* Provided material *
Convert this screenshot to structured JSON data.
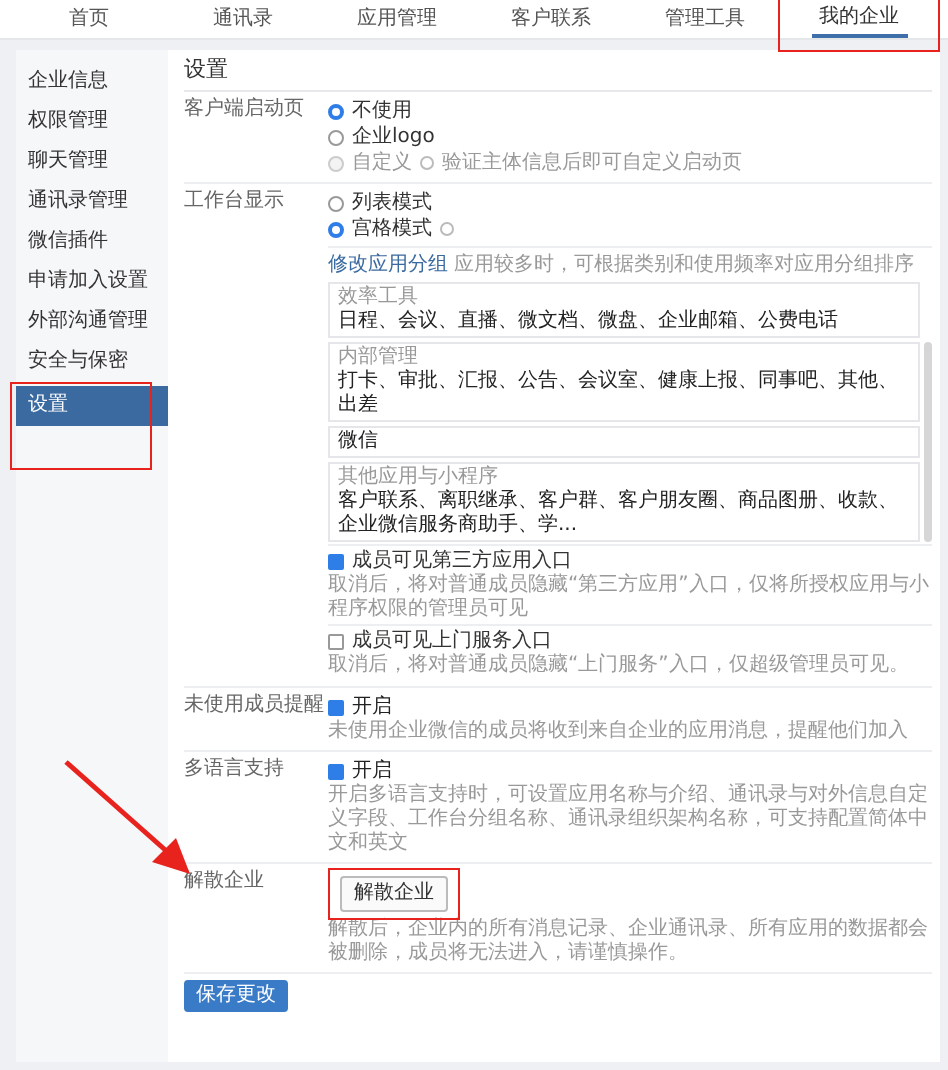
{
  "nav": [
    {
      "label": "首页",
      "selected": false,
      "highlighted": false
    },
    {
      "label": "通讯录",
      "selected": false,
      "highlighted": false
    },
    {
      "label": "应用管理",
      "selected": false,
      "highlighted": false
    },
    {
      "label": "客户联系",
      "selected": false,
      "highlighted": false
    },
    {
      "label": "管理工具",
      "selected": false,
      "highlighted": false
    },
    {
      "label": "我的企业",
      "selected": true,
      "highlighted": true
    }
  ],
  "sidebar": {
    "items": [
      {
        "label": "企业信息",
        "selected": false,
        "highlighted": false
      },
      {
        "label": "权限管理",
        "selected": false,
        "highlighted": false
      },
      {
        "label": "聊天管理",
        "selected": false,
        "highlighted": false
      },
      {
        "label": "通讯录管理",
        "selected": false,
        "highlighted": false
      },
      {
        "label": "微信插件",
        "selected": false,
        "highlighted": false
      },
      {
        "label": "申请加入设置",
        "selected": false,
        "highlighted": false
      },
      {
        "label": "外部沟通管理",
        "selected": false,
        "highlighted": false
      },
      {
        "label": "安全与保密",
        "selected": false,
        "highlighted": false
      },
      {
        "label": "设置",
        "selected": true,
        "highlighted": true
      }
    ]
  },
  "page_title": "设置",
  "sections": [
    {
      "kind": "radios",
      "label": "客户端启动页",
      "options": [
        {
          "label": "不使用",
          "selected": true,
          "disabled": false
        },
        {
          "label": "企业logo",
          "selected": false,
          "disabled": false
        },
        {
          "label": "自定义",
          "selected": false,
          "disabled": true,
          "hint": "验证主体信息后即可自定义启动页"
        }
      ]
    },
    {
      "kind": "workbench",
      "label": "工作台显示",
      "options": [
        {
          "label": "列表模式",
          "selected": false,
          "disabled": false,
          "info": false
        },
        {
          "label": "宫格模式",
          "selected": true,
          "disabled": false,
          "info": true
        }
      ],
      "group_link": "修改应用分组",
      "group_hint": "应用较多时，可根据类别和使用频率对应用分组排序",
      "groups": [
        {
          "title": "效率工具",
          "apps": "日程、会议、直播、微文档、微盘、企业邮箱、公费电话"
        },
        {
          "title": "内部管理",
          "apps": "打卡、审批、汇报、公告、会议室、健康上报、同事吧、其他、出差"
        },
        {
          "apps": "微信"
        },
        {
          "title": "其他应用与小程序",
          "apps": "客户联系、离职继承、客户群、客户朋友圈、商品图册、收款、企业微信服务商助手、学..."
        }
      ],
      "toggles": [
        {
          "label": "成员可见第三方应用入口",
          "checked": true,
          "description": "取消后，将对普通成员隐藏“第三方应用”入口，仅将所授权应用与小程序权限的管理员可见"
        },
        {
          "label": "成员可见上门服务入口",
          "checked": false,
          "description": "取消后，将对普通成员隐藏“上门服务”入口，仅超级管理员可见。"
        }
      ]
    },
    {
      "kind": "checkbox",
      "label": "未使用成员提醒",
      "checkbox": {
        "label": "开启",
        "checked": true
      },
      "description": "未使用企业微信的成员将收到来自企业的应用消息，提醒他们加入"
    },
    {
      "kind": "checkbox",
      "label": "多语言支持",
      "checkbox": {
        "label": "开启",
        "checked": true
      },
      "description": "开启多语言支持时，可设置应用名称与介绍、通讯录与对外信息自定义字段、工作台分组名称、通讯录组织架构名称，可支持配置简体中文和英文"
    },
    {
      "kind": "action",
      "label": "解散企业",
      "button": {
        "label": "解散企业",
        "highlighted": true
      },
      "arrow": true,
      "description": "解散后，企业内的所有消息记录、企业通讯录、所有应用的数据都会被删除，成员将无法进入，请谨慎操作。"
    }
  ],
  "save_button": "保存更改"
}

...

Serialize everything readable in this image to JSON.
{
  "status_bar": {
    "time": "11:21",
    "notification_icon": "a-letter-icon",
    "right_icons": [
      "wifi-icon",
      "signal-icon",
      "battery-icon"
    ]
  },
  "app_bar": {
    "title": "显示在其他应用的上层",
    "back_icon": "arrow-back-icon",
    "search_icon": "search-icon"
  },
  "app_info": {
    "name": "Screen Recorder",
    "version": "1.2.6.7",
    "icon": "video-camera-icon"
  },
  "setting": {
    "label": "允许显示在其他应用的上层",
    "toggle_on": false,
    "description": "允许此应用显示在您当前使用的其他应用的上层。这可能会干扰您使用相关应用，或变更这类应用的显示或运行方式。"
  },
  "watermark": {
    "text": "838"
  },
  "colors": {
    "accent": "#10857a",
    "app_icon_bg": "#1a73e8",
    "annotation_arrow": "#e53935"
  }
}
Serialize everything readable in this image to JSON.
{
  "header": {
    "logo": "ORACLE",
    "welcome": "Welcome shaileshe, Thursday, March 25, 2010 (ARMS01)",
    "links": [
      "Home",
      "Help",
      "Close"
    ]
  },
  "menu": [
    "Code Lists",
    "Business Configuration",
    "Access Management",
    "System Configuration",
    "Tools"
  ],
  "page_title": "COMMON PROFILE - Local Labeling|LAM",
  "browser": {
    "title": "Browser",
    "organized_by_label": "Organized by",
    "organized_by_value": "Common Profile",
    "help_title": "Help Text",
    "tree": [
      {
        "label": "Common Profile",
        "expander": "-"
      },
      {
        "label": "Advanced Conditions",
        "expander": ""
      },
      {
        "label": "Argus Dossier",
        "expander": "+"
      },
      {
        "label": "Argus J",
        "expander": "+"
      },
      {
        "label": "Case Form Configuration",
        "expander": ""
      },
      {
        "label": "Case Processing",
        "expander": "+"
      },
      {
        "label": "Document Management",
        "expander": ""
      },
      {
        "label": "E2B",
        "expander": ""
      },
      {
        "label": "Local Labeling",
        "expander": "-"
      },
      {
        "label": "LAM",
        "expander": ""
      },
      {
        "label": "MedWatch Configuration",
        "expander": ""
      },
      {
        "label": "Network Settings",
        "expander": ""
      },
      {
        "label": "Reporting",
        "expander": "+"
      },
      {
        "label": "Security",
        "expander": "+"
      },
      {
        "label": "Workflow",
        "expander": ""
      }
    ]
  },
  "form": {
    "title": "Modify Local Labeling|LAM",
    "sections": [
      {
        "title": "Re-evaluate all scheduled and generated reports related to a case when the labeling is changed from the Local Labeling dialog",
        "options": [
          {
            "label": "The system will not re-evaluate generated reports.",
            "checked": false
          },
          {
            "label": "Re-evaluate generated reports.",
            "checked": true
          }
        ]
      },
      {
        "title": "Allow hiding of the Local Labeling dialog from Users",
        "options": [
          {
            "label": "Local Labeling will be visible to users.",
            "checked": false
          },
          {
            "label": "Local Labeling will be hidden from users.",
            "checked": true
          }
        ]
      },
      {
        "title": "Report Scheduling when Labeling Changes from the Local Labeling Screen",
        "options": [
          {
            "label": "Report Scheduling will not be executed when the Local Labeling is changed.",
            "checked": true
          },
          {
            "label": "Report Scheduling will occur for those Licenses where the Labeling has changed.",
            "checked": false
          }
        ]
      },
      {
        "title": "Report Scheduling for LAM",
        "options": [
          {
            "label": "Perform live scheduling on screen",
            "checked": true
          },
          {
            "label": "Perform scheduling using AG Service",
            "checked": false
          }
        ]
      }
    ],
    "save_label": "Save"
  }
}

* Exercise goal *
Gather each line from the listing above that holds "evaluate".

* Solution for this exercise *
        "title": "Re-evaluate all scheduled and generated reports related to a case when the labeling is changed from the Local Labeling dialog",
            "label": "The system will not re-evaluate generated reports.",
            "label": "Re-evaluate generated reports.",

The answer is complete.